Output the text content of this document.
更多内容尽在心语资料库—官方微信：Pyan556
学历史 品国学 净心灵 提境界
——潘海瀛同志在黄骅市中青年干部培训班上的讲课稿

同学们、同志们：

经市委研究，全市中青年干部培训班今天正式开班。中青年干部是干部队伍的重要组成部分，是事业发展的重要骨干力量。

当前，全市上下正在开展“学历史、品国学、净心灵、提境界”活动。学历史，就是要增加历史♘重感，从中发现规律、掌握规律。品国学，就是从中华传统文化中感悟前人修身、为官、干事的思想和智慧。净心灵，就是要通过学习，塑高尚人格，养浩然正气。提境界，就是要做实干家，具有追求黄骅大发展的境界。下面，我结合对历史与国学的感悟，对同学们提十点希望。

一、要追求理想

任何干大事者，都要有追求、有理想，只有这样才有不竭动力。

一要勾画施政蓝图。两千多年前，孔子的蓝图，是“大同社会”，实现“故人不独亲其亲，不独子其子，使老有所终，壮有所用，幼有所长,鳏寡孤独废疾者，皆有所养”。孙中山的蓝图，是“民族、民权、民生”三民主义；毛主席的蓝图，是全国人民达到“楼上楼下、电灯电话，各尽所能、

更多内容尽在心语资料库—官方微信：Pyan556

WHAT IS NEEDED:
Provide all the records again, word for word.

FINAL RESULT:
Output the text content of this document.
更多内容尽在心语资料库—官方微信：Pyan556
学历史 品国学 净心灵 提境界
——潘海瀛同志在黄骅市中青年干部培训班上的讲课稿

同学们、同志们：

经市委研究，全市中青年干部培训班今天正式开班。中青年干部是干部队伍的重要组成部分，是事业发展的重要骨干力量。

当前，全市上下正在开展“学历史、品国学、净心灵、提境界”活动。学历史，就是要增加历史♘重感，从中发现规律、掌握规律。品国学，就是从中华传统文化中感悟前人修身、为官、干事的思想和智慧。净心灵，就是要通过学习，塑高尚人格，养浩然正气。提境界，就是要做实干家，具有追求黄骅大发展的境界。下面，我结合对历史与国学的感悟，对同学们提十点希望。

一、要追求理想

任何干大事者，都要有追求、有理想，只有这样才有不竭动力。

一要勾画施政蓝图。两千多年前，孔子的蓝图，是“大同社会”，实现“故人不独亲其亲，不独子其子，使老有所终，壮有所用，幼有所长,鳏寡孤独废疾者，皆有所养”。孙中山的蓝图，是“民族、民权、民生”三民主义；毛主席的蓝图，是全国人民达到“楼上楼下、电灯电话，各尽所能、

更多内容尽在心语资料库—官方微信：Pyan556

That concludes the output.